The exercise asks for every line of the data to be reproduced exactly.

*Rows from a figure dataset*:
┌──
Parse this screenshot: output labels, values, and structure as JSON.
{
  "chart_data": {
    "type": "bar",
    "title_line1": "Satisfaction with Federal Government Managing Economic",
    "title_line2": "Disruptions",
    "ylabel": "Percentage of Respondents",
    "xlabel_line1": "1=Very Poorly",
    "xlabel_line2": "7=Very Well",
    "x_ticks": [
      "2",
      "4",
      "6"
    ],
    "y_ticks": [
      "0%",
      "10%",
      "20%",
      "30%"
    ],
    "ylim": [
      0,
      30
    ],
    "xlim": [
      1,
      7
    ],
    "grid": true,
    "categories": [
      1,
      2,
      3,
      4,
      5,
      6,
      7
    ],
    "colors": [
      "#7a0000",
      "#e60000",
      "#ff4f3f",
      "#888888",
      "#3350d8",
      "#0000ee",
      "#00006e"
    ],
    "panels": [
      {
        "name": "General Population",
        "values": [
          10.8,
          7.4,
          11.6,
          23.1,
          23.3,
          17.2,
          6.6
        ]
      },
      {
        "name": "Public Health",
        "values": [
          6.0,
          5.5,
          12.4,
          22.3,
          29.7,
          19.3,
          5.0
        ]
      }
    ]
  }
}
└──
*Answer to this task*:
Parse this screenshot: output labels, values, and structure as JSON.
{
  "chart_data": {
    "type": "bar",
    "title_line1": "Satisfaction with Federal Government Managing Economic",
    "title_line2": "Disruptions",
    "ylabel": "Percentage of Respondents",
    "xlabel_line1": "1=Very Poorly",
    "xlabel_line2": "7=Very Well",
    "x_ticks": [
      "2",
      "4",
      "6"
    ],
    "y_ticks": [
      "0%",
      "10%",
      "20%",
      "30%"
    ],
    "ylim": [
      0,
      30
    ],
    "xlim": [
      1,
      7
    ],
    "grid": true,
    "categories": [
      1,
      2,
      3,
      4,
      5,
      6,
      7
    ],
    "colors": [
      "#7a0000",
      "#e60000",
      "#ff4f3f",
      "#888888",
      "#3350d8",
      "#0000ee",
      "#00006e"
    ],
    "panels": [
      {
        "name": "General Population",
        "values": [
          10.8,
          7.4,
          11.6,
          23.1,
          23.3,
          17.2,
          6.6
        ]
      },
      {
        "name": "Public Health",
        "values": [
          6.0,
          5.5,
          12.4,
          22.3,
          29.7,
          19.3,
          5.0
        ]
      }
    ]
  }
}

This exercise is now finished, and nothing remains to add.